[Begin]

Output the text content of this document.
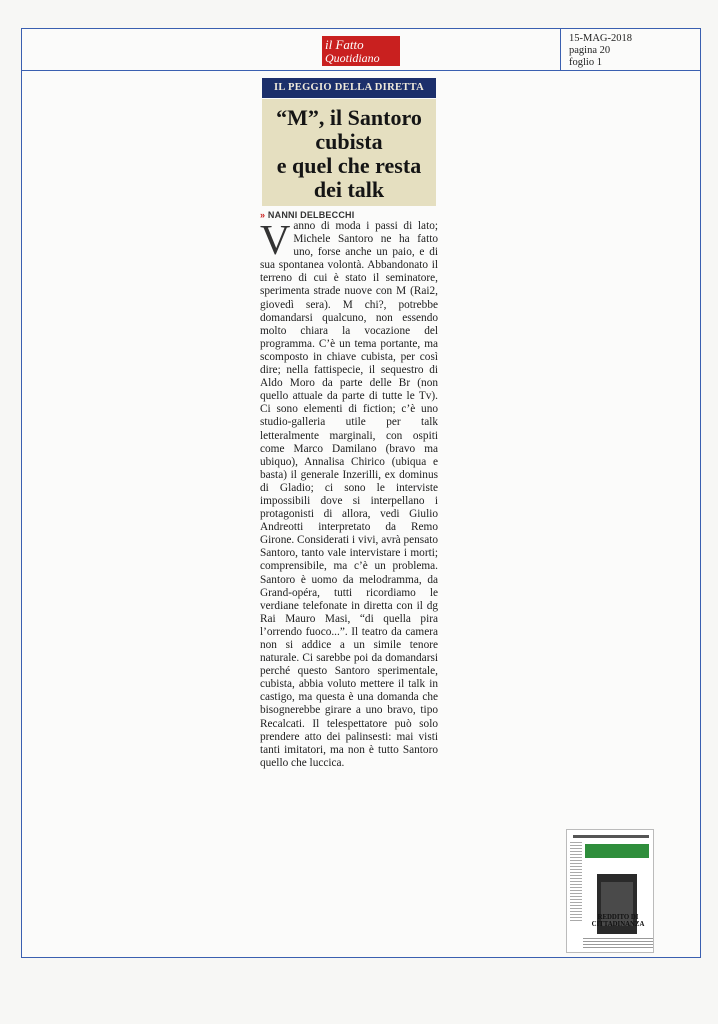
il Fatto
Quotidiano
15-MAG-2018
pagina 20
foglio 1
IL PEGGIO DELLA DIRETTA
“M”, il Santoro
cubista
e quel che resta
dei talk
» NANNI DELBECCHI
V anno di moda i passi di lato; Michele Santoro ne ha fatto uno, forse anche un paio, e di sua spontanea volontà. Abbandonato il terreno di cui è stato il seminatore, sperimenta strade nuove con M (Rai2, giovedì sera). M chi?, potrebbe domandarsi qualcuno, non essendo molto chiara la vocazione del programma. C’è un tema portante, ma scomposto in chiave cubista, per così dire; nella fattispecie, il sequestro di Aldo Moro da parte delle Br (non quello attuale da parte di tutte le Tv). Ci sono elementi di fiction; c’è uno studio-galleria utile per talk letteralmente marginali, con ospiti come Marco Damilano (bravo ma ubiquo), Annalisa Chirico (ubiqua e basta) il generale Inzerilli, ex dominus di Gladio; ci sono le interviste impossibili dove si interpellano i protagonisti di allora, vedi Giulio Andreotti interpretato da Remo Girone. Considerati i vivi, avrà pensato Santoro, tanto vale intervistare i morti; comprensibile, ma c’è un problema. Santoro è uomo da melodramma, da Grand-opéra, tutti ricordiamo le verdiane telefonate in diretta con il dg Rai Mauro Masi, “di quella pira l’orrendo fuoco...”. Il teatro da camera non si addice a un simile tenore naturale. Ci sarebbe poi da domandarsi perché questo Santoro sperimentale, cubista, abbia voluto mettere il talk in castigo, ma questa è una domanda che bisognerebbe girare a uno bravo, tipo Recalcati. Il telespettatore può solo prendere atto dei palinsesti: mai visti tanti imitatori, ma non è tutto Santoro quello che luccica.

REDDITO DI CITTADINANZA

[End]

§ WHAT THIS TASK INVOLVES
Return the whole listing, word for word, and leave out every picture.

§ EXERCISE OUTPUT
Output the text content of this document.
il Fatto
Quotidiano
15-MAG-2018
pagina 20
foglio 1
IL PEGGIO DELLA DIRETTA
“M”, il Santoro
cubista
e quel che resta
dei talk
» NANNI DELBECCHI
V anno di moda i passi di lato; Michele Santoro ne ha fatto uno, forse anche un paio, e di sua spontanea volontà. Abbandonato il terreno di cui è stato il seminatore, sperimenta strade nuove con M (Rai2, giovedì sera). M chi?, potrebbe domandarsi qualcuno, non essendo molto chiara la vocazione del programma. C’è un tema portante, ma scomposto in chiave cubista, per così dire; nella fattispecie, il sequestro di Aldo Moro da parte delle Br (non quello attuale da parte di tutte le Tv). Ci sono elementi di fiction; c’è uno studio-galleria utile per talk letteralmente marginali, con ospiti come Marco Damilano (bravo ma ubiquo), Annalisa Chirico (ubiqua e basta) il generale Inzerilli, ex dominus di Gladio; ci sono le interviste impossibili dove si interpellano i protagonisti di allora, vedi Giulio Andreotti interpretato da Remo Girone. Considerati i vivi, avrà pensato Santoro, tanto vale intervistare i morti; comprensibile, ma c’è un problema. Santoro è uomo da melodramma, da Grand-opéra, tutti ricordiamo le verdiane telefonate in diretta con il dg Rai Mauro Masi, “di quella pira l’orrendo fuoco...”. Il teatro da camera non si addice a un simile tenore naturale. Ci sarebbe poi da domandarsi perché questo Santoro sperimentale, cubista, abbia voluto mettere il talk in castigo, ma questa è una domanda che bisognerebbe girare a uno bravo, tipo Recalcati. Il telespettatore può solo prendere atto dei palinsesti: mai visti tanti imitatori, ma non è tutto Santoro quello che luccica.

REDDITO DI CITTADINANZA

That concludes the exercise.